→ **Task description**: Write the data out again in full, with no departure from the original.

+++ Records shown

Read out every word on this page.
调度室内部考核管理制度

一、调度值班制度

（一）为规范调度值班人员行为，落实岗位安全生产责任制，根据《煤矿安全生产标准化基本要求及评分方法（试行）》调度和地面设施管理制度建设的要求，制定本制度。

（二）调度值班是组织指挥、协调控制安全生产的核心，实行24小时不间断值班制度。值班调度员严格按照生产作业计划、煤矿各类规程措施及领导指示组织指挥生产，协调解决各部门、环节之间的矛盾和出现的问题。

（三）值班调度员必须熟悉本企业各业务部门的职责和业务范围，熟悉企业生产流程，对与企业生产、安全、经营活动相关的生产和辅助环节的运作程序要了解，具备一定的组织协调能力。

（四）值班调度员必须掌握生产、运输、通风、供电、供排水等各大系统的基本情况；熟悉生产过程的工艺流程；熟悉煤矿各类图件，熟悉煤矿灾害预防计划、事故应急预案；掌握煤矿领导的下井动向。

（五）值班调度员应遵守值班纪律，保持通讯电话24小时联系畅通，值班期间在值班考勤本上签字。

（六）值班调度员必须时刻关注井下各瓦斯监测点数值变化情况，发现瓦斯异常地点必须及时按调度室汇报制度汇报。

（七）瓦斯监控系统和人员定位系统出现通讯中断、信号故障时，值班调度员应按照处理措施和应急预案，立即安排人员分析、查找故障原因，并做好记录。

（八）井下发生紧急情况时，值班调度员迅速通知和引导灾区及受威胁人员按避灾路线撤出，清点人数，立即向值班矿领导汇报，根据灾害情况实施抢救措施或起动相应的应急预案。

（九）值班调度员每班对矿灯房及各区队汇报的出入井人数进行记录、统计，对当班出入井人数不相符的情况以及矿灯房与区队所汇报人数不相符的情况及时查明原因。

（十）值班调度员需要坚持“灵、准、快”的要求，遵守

++++++

→ **Written answer**:
Read out every word on this page.
调度室内部考核管理制度

一、调度值班制度

（一）为规范调度值班人员行为，落实岗位安全生产责任制，根据《煤矿安全生产标准化基本要求及评分方法（试行）》调度和地面设施管理制度建设的要求，制定本制度。

（二）调度值班是组织指挥、协调控制安全生产的核心，实行24小时不间断值班制度。值班调度员严格按照生产作业计划、煤矿各类规程措施及领导指示组织指挥生产，协调解决各部门、环节之间的矛盾和出现的问题。

（三）值班调度员必须熟悉本企业各业务部门的职责和业务范围，熟悉企业生产流程，对与企业生产、安全、经营活动相关的生产和辅助环节的运作程序要了解，具备一定的组织协调能力。

（四）值班调度员必须掌握生产、运输、通风、供电、供排水等各大系统的基本情况；熟悉生产过程的工艺流程；熟悉煤矿各类图件，熟悉煤矿灾害预防计划、事故应急预案；掌握煤矿领导的下井动向。

（五）值班调度员应遵守值班纪律，保持通讯电话24小时联系畅通，值班期间在值班考勤本上签字。

（六）值班调度员必须时刻关注井下各瓦斯监测点数值变化情况，发现瓦斯异常地点必须及时按调度室汇报制度汇报。

（七）瓦斯监控系统和人员定位系统出现通讯中断、信号故障时，值班调度员应按照处理措施和应急预案，立即安排人员分析、查找故障原因，并做好记录。

（八）井下发生紧急情况时，值班调度员迅速通知和引导灾区及受威胁人员按避灾路线撤出，清点人数，立即向值班矿领导汇报，根据灾害情况实施抢救措施或起动相应的应急预案。

（九）值班调度员每班对矿灯房及各区队汇报的出入井人数进行记录、统计，对当班出入井人数不相符的情况以及矿灯房与区队所汇报人数不相符的情况及时查明原因。

（十）值班调度员需要坚持“灵、准、快”的要求，遵守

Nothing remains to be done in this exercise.